======== RECORD SET

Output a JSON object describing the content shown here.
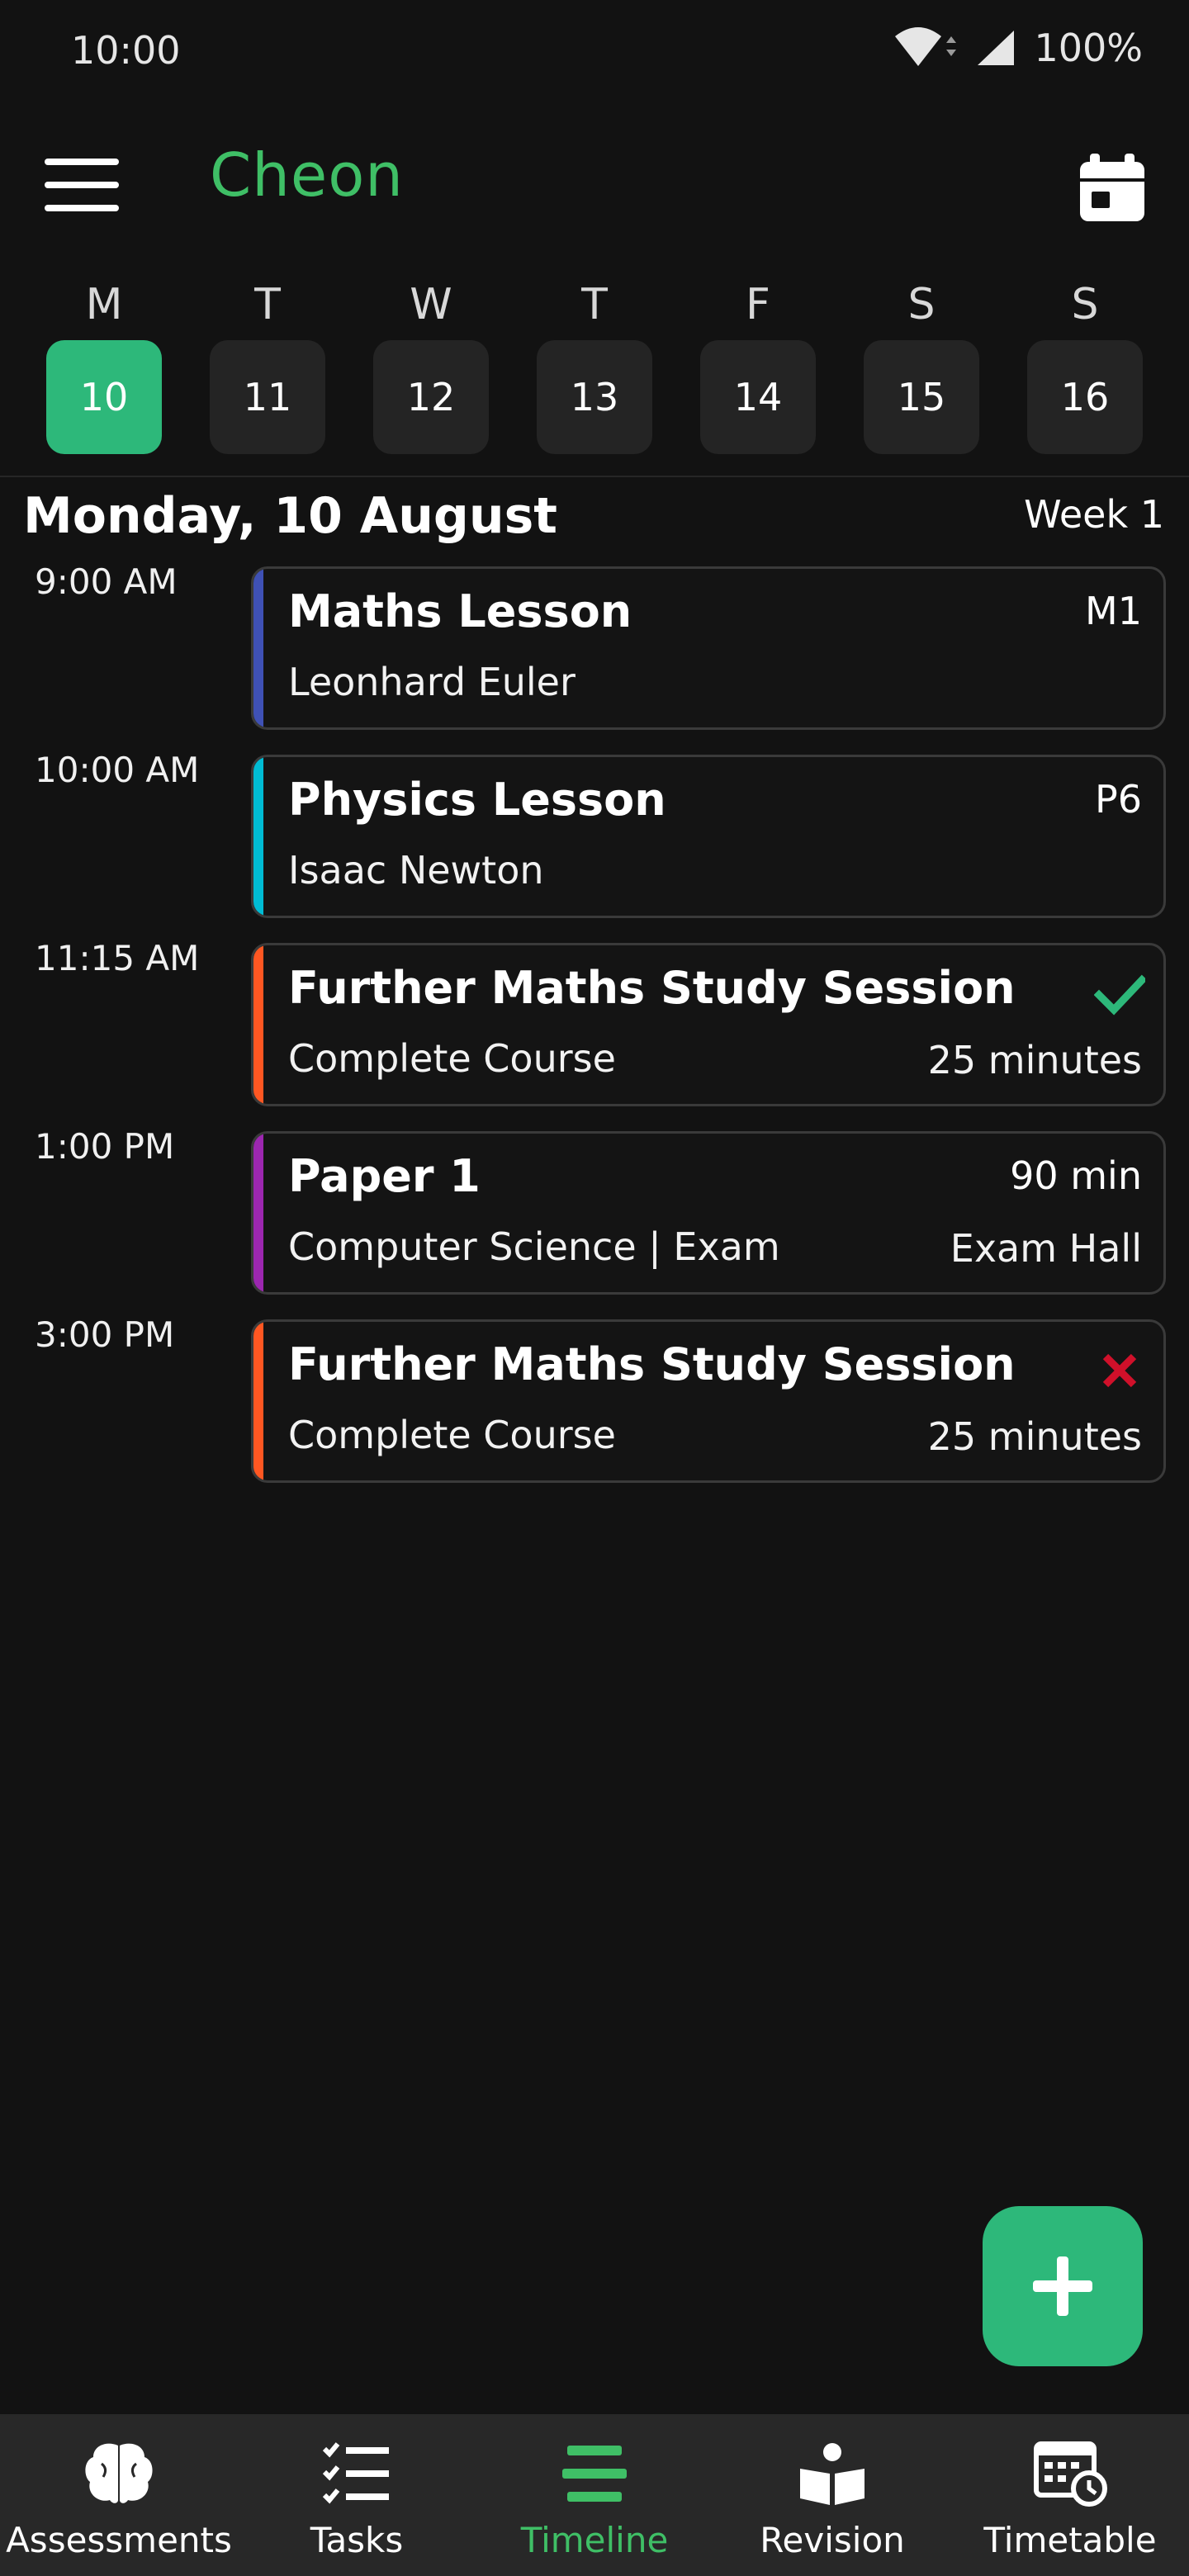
{
  "status_bar": {
    "time": "10:00",
    "battery": "100%"
  },
  "app": {
    "title": "Cheon",
    "accent_color": "#3fbf66"
  },
  "week_strip": {
    "days": [
      {
        "letter": "M",
        "date": "10",
        "selected": true
      },
      {
        "letter": "T",
        "date": "11",
        "selected": false
      },
      {
        "letter": "W",
        "date": "12",
        "selected": false
      },
      {
        "letter": "T",
        "date": "13",
        "selected": false
      },
      {
        "letter": "F",
        "date": "14",
        "selected": false
      },
      {
        "letter": "S",
        "date": "15",
        "selected": false
      },
      {
        "letter": "S",
        "date": "16",
        "selected": false
      }
    ]
  },
  "day_header": {
    "date": "Monday, 10 August",
    "week": "Week 1"
  },
  "events": [
    {
      "time": "9:00 AM",
      "title": "Maths Lesson",
      "subtitle": "Leonhard Euler",
      "right_top": "M1",
      "right_bottom": "",
      "accent": "#3f51b5",
      "status": ""
    },
    {
      "time": "10:00 AM",
      "title": "Physics Lesson",
      "subtitle": "Isaac Newton",
      "right_top": "P6",
      "right_bottom": "",
      "accent": "#00bcd4",
      "status": ""
    },
    {
      "time": "11:15 AM",
      "title": "Further Maths Study Session",
      "subtitle": "Complete Course",
      "right_top": "",
      "right_bottom": "25 minutes",
      "accent": "#ff5722",
      "status": "check"
    },
    {
      "time": "1:00 PM",
      "title": "Paper 1",
      "subtitle": "Computer Science | Exam",
      "right_top": "90 min",
      "right_bottom": "Exam Hall",
      "accent": "#9c27b0",
      "status": ""
    },
    {
      "time": "3:00 PM",
      "title": "Further Maths Study Session",
      "subtitle": "Complete Course",
      "right_top": "",
      "right_bottom": "25 minutes",
      "accent": "#ff5722",
      "status": "cross"
    }
  ],
  "bottom_nav": {
    "items": [
      {
        "label": "Assessments",
        "icon": "brain-icon",
        "active": false
      },
      {
        "label": "Tasks",
        "icon": "checklist-icon",
        "active": false
      },
      {
        "label": "Timeline",
        "icon": "timeline-icon",
        "active": true
      },
      {
        "label": "Revision",
        "icon": "reading-icon",
        "active": false
      },
      {
        "label": "Timetable",
        "icon": "timetable-icon",
        "active": false
      }
    ]
  },
  "fab": {
    "icon": "plus-icon",
    "color": "#2db87a"
  },
  "colors": {
    "check": "#2db87a",
    "cross": "#d0102a"
  }
}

================

WHAT YOU SHOULD DO
Select every line of the records holding the string "label".

COMPLETE OUTPUT
        "label": "Assessments",
        "label": "Tasks",
        "label": "Timeline",
        "label": "Revision",
        "label": "Timetable",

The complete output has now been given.